-- BEGIN WORKING DATA --

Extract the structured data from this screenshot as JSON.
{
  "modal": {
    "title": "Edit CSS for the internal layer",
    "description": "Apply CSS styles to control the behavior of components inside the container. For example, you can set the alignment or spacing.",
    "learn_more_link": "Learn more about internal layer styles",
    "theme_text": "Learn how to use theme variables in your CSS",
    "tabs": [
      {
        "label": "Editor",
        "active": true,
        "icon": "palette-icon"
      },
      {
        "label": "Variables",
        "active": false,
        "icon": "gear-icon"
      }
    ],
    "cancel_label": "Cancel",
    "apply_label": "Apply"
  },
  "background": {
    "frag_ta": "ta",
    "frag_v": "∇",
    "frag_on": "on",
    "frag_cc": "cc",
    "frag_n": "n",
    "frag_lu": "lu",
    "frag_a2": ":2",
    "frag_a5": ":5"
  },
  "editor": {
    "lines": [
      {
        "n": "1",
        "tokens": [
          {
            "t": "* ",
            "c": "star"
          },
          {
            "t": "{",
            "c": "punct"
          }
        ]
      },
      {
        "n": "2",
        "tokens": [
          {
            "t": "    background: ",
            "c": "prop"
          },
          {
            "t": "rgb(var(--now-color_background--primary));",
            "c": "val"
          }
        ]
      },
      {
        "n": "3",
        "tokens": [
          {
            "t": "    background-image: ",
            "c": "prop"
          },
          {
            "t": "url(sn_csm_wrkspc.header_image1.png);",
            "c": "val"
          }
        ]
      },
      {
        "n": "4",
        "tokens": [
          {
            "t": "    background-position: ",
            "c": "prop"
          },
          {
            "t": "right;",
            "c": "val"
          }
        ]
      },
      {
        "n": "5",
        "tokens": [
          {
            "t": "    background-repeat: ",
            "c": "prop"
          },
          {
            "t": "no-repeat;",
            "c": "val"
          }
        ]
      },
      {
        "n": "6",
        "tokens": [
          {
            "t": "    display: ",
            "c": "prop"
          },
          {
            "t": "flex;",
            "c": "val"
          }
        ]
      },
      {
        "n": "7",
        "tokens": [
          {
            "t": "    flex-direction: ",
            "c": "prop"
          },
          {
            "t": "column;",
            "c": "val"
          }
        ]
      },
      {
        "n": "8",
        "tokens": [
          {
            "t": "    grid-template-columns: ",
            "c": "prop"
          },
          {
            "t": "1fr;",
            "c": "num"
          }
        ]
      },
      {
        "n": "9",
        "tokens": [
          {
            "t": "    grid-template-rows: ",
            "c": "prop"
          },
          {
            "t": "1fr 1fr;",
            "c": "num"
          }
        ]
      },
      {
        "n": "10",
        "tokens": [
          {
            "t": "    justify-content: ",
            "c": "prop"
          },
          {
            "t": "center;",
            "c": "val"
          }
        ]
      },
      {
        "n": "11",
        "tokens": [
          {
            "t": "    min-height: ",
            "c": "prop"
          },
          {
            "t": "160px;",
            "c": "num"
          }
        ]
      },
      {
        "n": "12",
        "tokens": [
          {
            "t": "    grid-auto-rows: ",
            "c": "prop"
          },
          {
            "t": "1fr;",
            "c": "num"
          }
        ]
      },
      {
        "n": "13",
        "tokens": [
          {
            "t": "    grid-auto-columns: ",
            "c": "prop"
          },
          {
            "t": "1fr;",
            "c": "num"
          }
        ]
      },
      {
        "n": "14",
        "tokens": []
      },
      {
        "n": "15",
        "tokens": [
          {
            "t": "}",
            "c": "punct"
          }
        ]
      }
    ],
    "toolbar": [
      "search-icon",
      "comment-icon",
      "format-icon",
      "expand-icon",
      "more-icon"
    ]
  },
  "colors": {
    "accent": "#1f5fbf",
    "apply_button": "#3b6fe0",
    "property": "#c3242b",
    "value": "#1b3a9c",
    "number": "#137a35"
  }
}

-- END WORKING DATA --

**TO DO:** Restate the whole listing exactly, leaving out nothing.

**SOLUTION TO THE EXERCISE:**
Extract the structured data from this screenshot as JSON.
{
  "modal": {
    "title": "Edit CSS for the internal layer",
    "description": "Apply CSS styles to control the behavior of components inside the container. For example, you can set the alignment or spacing.",
    "learn_more_link": "Learn more about internal layer styles",
    "theme_text": "Learn how to use theme variables in your CSS",
    "tabs": [
      {
        "label": "Editor",
        "active": true,
        "icon": "palette-icon"
      },
      {
        "label": "Variables",
        "active": false,
        "icon": "gear-icon"
      }
    ],
    "cancel_label": "Cancel",
    "apply_label": "Apply"
  },
  "background": {
    "frag_ta": "ta",
    "frag_v": "∇",
    "frag_on": "on",
    "frag_cc": "cc",
    "frag_n": "n",
    "frag_lu": "lu",
    "frag_a2": ":2",
    "frag_a5": ":5"
  },
  "editor": {
    "lines": [
      {
        "n": "1",
        "tokens": [
          {
            "t": "* ",
            "c": "star"
          },
          {
            "t": "{",
            "c": "punct"
          }
        ]
      },
      {
        "n": "2",
        "tokens": [
          {
            "t": "    background: ",
            "c": "prop"
          },
          {
            "t": "rgb(var(--now-color_background--primary));",
            "c": "val"
          }
        ]
      },
      {
        "n": "3",
        "tokens": [
          {
            "t": "    background-image: ",
            "c": "prop"
          },
          {
            "t": "url(sn_csm_wrkspc.header_image1.png);",
            "c": "val"
          }
        ]
      },
      {
        "n": "4",
        "tokens": [
          {
            "t": "    background-position: ",
            "c": "prop"
          },
          {
            "t": "right;",
            "c": "val"
          }
        ]
      },
      {
        "n": "5",
        "tokens": [
          {
            "t": "    background-repeat: ",
            "c": "prop"
          },
          {
            "t": "no-repeat;",
            "c": "val"
          }
        ]
      },
      {
        "n": "6",
        "tokens": [
          {
            "t": "    display: ",
            "c": "prop"
          },
          {
            "t": "flex;",
            "c": "val"
          }
        ]
      },
      {
        "n": "7",
        "tokens": [
          {
            "t": "    flex-direction: ",
            "c": "prop"
          },
          {
            "t": "column;",
            "c": "val"
          }
        ]
      },
      {
        "n": "8",
        "tokens": [
          {
            "t": "    grid-template-columns: ",
            "c": "prop"
          },
          {
            "t": "1fr;",
            "c": "num"
          }
        ]
      },
      {
        "n": "9",
        "tokens": [
          {
            "t": "    grid-template-rows: ",
            "c": "prop"
          },
          {
            "t": "1fr 1fr;",
            "c": "num"
          }
        ]
      },
      {
        "n": "10",
        "tokens": [
          {
            "t": "    justify-content: ",
            "c": "prop"
          },
          {
            "t": "center;",
            "c": "val"
          }
        ]
      },
      {
        "n": "11",
        "tokens": [
          {
            "t": "    min-height: ",
            "c": "prop"
          },
          {
            "t": "160px;",
            "c": "num"
          }
        ]
      },
      {
        "n": "12",
        "tokens": [
          {
            "t": "    grid-auto-rows: ",
            "c": "prop"
          },
          {
            "t": "1fr;",
            "c": "num"
          }
        ]
      },
      {
        "n": "13",
        "tokens": [
          {
            "t": "    grid-auto-columns: ",
            "c": "prop"
          },
          {
            "t": "1fr;",
            "c": "num"
          }
        ]
      },
      {
        "n": "14",
        "tokens": []
      },
      {
        "n": "15",
        "tokens": [
          {
            "t": "}",
            "c": "punct"
          }
        ]
      }
    ],
    "toolbar": [
      "search-icon",
      "comment-icon",
      "format-icon",
      "expand-icon",
      "more-icon"
    ]
  },
  "colors": {
    "accent": "#1f5fbf",
    "apply_button": "#3b6fe0",
    "property": "#c3242b",
    "value": "#1b3a9c",
    "number": "#137a35"
  }
}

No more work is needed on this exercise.